What you should do:
Each line containing the word "mikrofon" must be collected.

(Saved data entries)
(begin)
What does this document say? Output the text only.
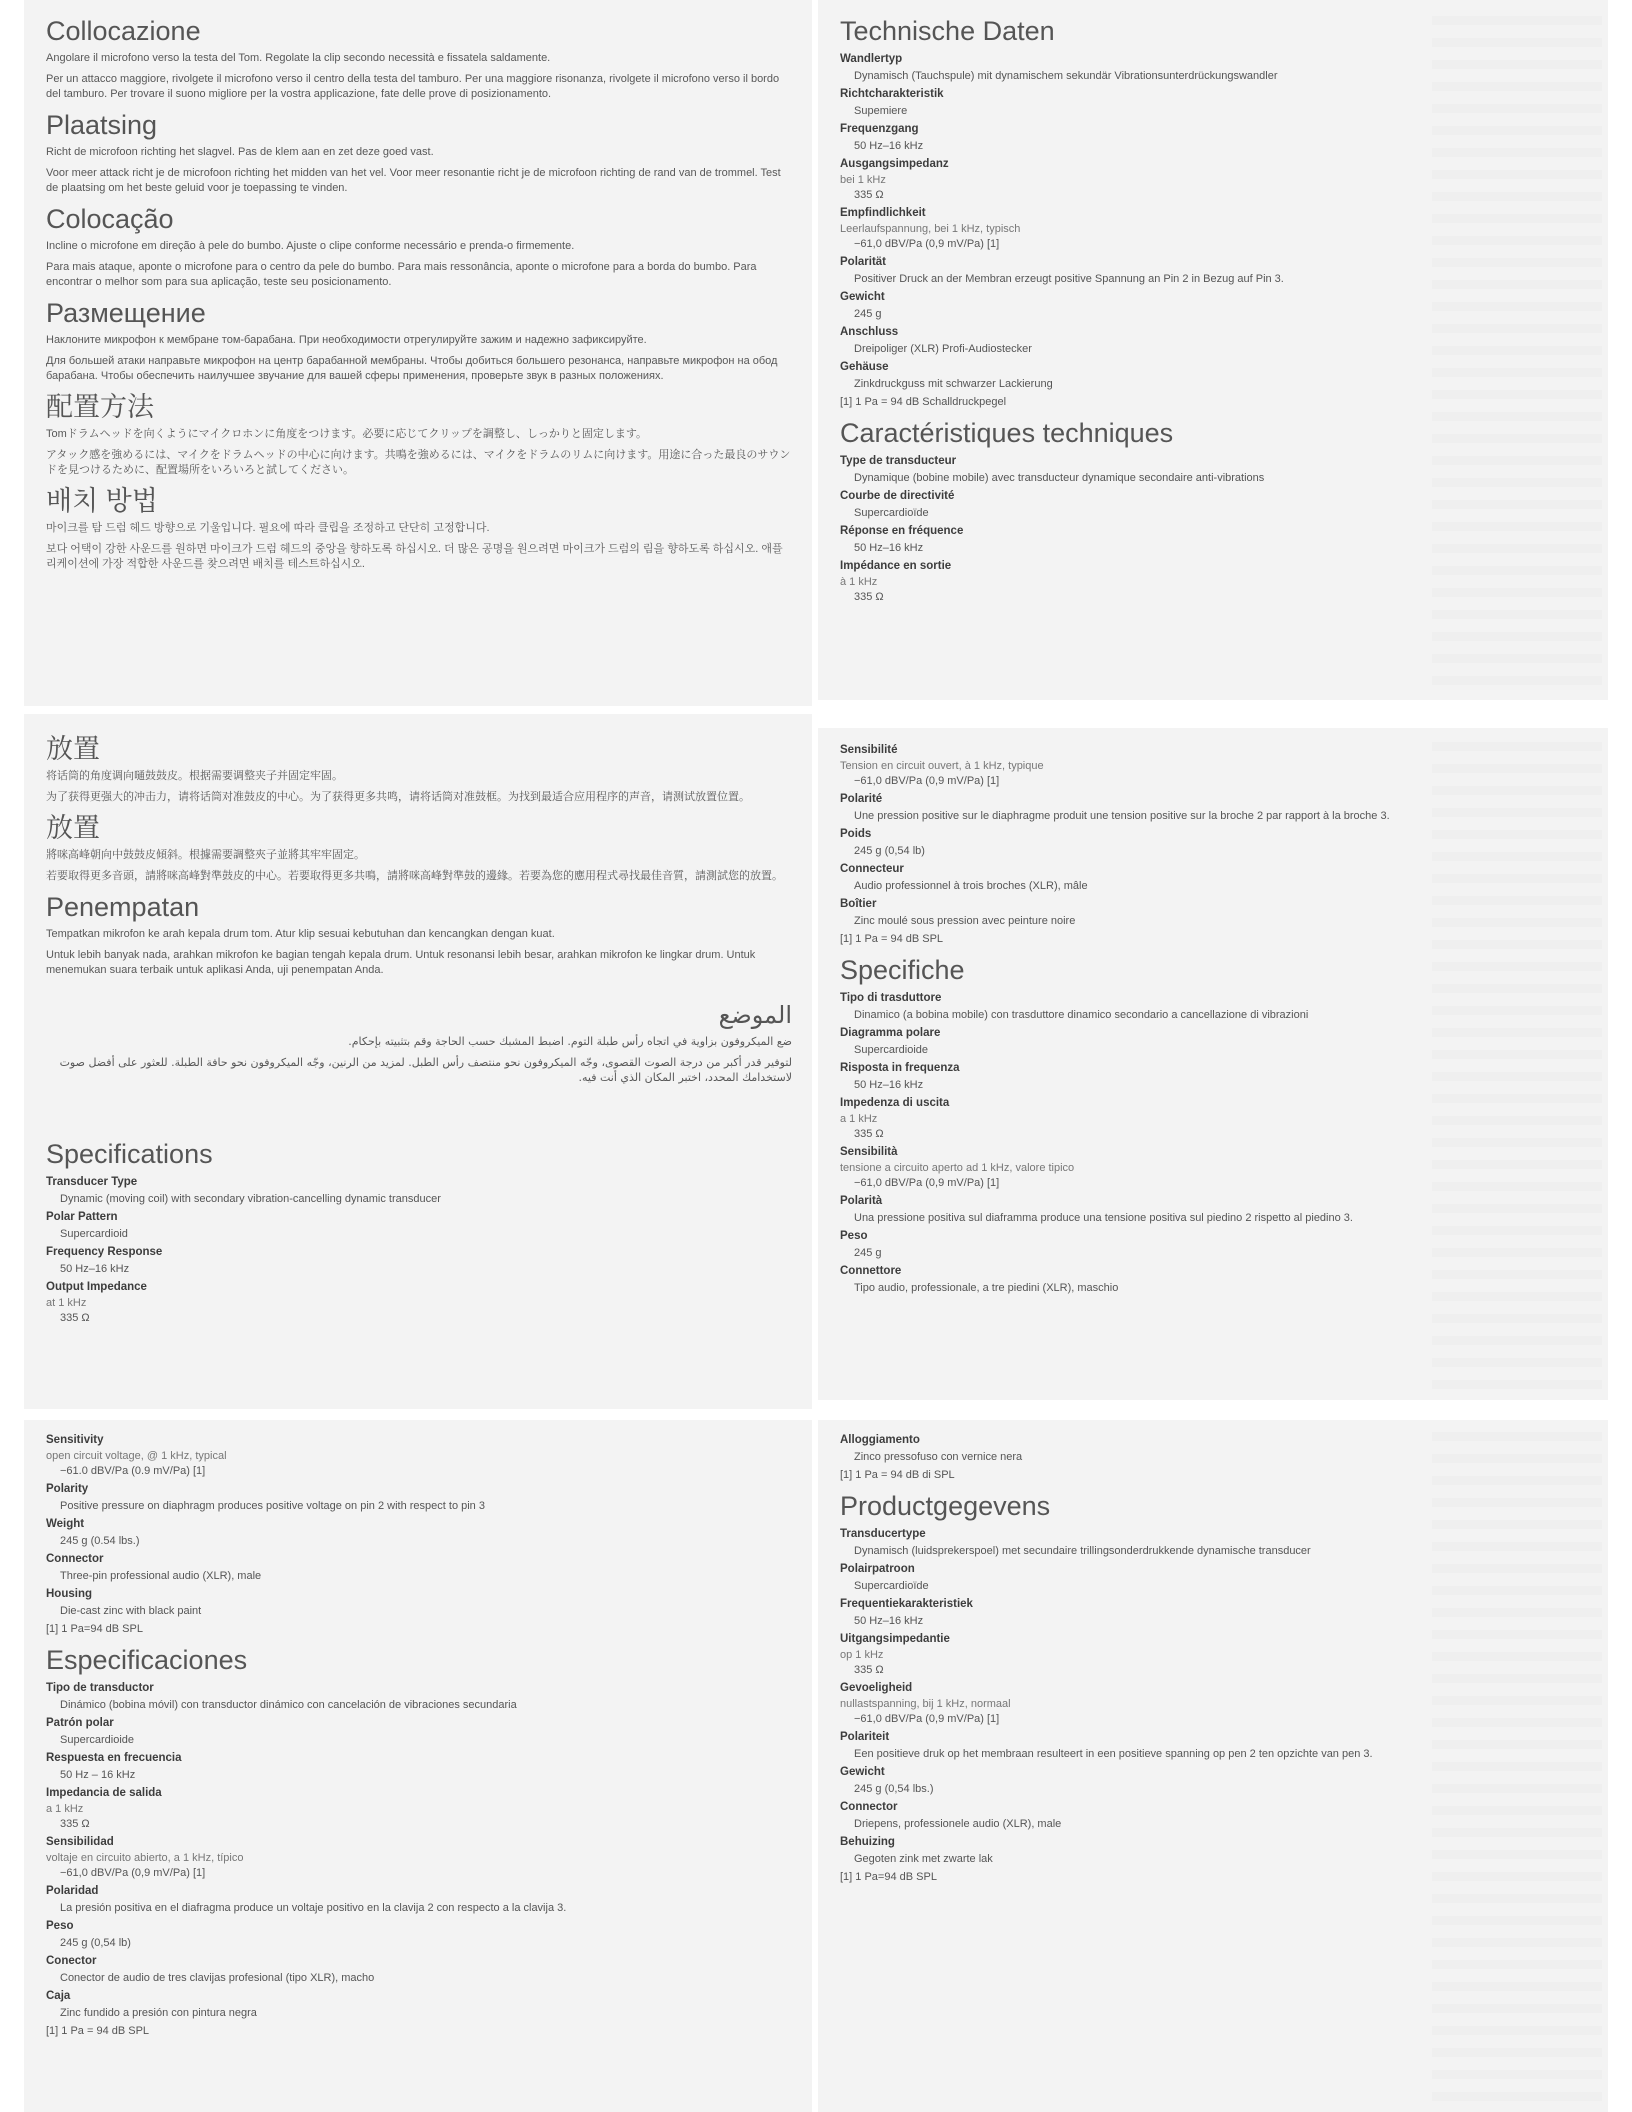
Collocazione

Angolare il microfono verso la testa del Tom. Regolate la clip secondo necessità e fissatela saldamente.

Per un attacco maggiore, rivolgete il microfono verso il centro della testa del tamburo. Per una maggiore risonanza, rivolgete il microfono verso il bordo del tamburo. Per trovare il suono migliore per la vostra applicazione, fate delle prove di posizionamento.

Plaatsing

Richt de microfoon richting het slagvel. Pas de klem aan en zet deze goed vast.

Voor meer attack richt je de microfoon richting het midden van het vel. Voor meer resonantie richt je de microfoon richting de rand van de trommel. Test de plaatsing om het beste geluid voor je toepassing te vinden.

Colocação

Incline o microfone em direção à pele do bumbo. Ajuste o clipe conforme necessário e prenda-o firmemente.

Para mais ataque, aponte o microfone para o centro da pele do bumbo. Para mais ressonância, aponte o microfone para a borda do bumbo. Para encontrar o melhor som para sua aplicação, teste seu posicionamento.

Размещение

Наклоните микрофон к мембране том-барабана. При необходимости отрегулируйте зажим и надежно зафиксируйте.

Для большей атаки направьте микрофон на центр барабанной мембраны. Чтобы добиться большего резонанса, направьте микрофон на обод барабана. Чтобы обеспечить наилучшее звучание для вашей сферы применения, проверьте звук в разных положениях.

配置方法

Tomドラムヘッドを向くようにマイクロホンに角度をつけます。必要に応じてクリップを調整し、しっかりと固定します。

アタック感を強めるには、マイクをドラムヘッドの中心に向けます。共鳴を強めるには、マイクをドラムのリムに向けます。用途に合った最良のサウンドを見つけるために、配置場所をいろいろと試してください。

배치 방법

마이크를 탐 드럼 헤드 방향으로 기울입니다. 필요에 따라 클립을 조정하고 단단히 고정합니다.

보다 어택이 강한 사운드를 원하면 마이크가 드럼 헤드의 중앙을 향하도록 하십시오. 더 많은 공명을 원으려면 마이크가 드럼의 림을 향하도록 하십시오. 애플리케이션에 가장 적합한 사운드를 찾으려면 배치를 테스트하십시오.

放置

将话筒的角度调向嗵鼓鼓皮。根据需要调整夹子并固定牢固。

为了获得更强大的冲击力，请将话筒对准鼓皮的中心。为了获得更多共鸣，请将话筒对准鼓框。为找到最适合应用程序的声音，请测试放置位置。

放置

將咪高峰朝向中鼓鼓皮傾斜。根據需要調整夾子並將其牢牢固定。

若要取得更多音頭，請將咪高峰對準鼓皮的中心。若要取得更多共鳴，請將咪高峰對準鼓的邊緣。若要為您的應用程式尋找最佳音質，請測試您的放置。

Penempatan

Tempatkan mikrofon ke arah kepala drum tom. Atur klip sesuai kebutuhan dan kencangkan dengan kuat.

Untuk lebih banyak nada, arahkan mikrofon ke bagian tengah kepala drum. Untuk resonansi lebih besar, arahkan mikrofon ke lingkar drum. Untuk menemukan suara terbaik untuk aplikasi Anda, uji penempatan Anda.

الموضع

ضع الميكروفون بزاوية في اتجاه رأس طبلة التوم. اضبط المشبك حسب الحاجة وقم بتثبيته بإحكام.

لتوفير قدر أكبر من درجة الصوت القصوى، وجّه الميكروفون نحو منتصف رأس الطبل. لمزيد من الرنين، وجّه الميكروفون نحو حافة الطبلة. للعثور على أفضل صوت لاستخدامك المحدد، اختبر المكان الذي أنت فيه.

Specifications
Transducer Type
Dynamic (moving coil) with secondary vibration-cancelling dynamic transducer
Polar Pattern
Supercardioid
Frequency Response
50 Hz–16 kHz
Output Impedance
at 1 kHz
335 Ω
Sensitivity
open circuit voltage, @ 1 kHz, typical
−61.0 dBV/Pa (0.9 mV/Pa) [1]
Polarity
Positive pressure on diaphragm produces positive voltage on pin 2 with respect to pin 3
Weight
245 g (0.54 lbs.)
Connector
Three-pin professional audio (XLR), male
Housing
Die-cast zinc with black paint

[1] 1 Pa=94 dB SPL

Especificaciones
Tipo de transductor
Dinámico (bobina móvil) con transductor dinámico con cancelación de vibraciones secundaria
Patrón polar
Supercardioide
Respuesta en frecuencia
50 Hz – 16 kHz
Impedancia de salida
a 1 kHz
335 Ω
Sensibilidad
voltaje en circuito abierto, a 1 kHz, típico
−61,0 dBV/Pa (0,9 mV/Pa) [1]
Polaridad
La presión positiva en el diafragma produce un voltaje positivo en la clavija 2 con respecto a la clavija 3.
Peso
245 g (0,54 lb)
Conector
Conector de audio de tres clavijas profesional (tipo XLR), macho
Caja
Zinc fundido a presión con pintura negra

[1] 1 Pa = 94 dB SPL

Technische Daten
Wandlertyp
Dynamisch (Tauchspule) mit dynamischem sekundär Vibrationsunterdrückungswandler
Richtcharakteristik
Supemiere
Frequenzgang
50 Hz–16 kHz
Ausgangsimpedanz
bei 1 kHz
335 Ω
Empfindlichkeit
Leerlaufspannung, bei 1 kHz, typisch
−61,0 dBV/Pa (0,9 mV/Pa) [1]
Polarität
Positiver Druck an der Membran erzeugt positive Spannung an Pin 2 in Bezug auf Pin 3.
Gewicht
245 g
Anschluss
Dreipoliger (XLR) Profi-Audiostecker
Gehäuse
Zinkdruckguss mit schwarzer Lackierung

[1] 1 Pa = 94 dB Schalldruckpegel

Caractéristiques techniques
Type de transducteur
Dynamique (bobine mobile) avec transducteur dynamique secondaire anti-vibrations
Courbe de directivité
Supercardioïde
Réponse en fréquence
50 Hz–16 kHz
Impédance en sortie
à 1 kHz
335 Ω
Sensibilité
Tension en circuit ouvert, à 1 kHz, typique
−61,0 dBV/Pa (0,9 mV/Pa) [1]
Polarité
Une pression positive sur le diaphragme produit une tension positive sur la broche 2 par rapport à la broche 3.
Poids
245 g (0,54 lb)
Connecteur
Audio professionnel à trois broches (XLR), mâle
Boîtier
Zinc moulé sous pression avec peinture noire

[1] 1 Pa = 94 dB SPL

Specifiche
Tipo di trasduttore
Dinamico (a bobina mobile) con trasduttore dinamico secondario a cancellazione di vibrazioni
Diagramma polare
Supercardioide
Risposta in frequenza
50 Hz–16 kHz
Impedenza di uscita
a 1 kHz
335 Ω
Sensibilità
tensione a circuito aperto ad 1 kHz, valore tipico
−61,0 dBV/Pa (0,9 mV/Pa) [1]
Polarità
Una pressione positiva sul diaframma produce una tensione positiva sul piedino 2 rispetto al piedino 3.
Peso
245 g
Connettore
Tipo audio, professionale, a tre piedini (XLR), maschio
Alloggiamento
Zinco pressofuso con vernice nera

[1] 1 Pa = 94 dB di SPL

Productgegevens
Transducertype
Dynamisch (luidsprekerspoel) met secundaire trillingsonderdrukkende dynamische transducer
Polairpatroon
Supercardioïde
Frequentiekarakteristiek
50 Hz–16 kHz
Uitgangsimpedantie
op 1 kHz
335 Ω
Gevoeligheid
nullastspanning, bij 1 kHz, normaal
−61,0 dBV/Pa (0,9 mV/Pa) [1]
Polariteit
Een positieve druk op het membraan resulteert in een positieve spanning op pen 2 ten opzichte van pen 3.
Gewicht
245 g (0,54 lbs.)
Connector
Driepens, professionele audio (XLR), male
Behuizing
Gegoten zink met zwarte lak

[1] 1 Pa=94 dB SPL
(end)
Written solution:
Tempatkan mikrofon ke arah kepala drum tom. Atur klip sesuai kebutuhan dan kencangkan dengan kuat.
Untuk lebih banyak nada, arahkan mikrofon ke bagian tengah kepala drum. Untuk resonansi lebih besar, arahkan mikrofon ke lingkar drum. Untuk menemukan suara terbaik untuk aplikasi Anda, uji penempatan Anda.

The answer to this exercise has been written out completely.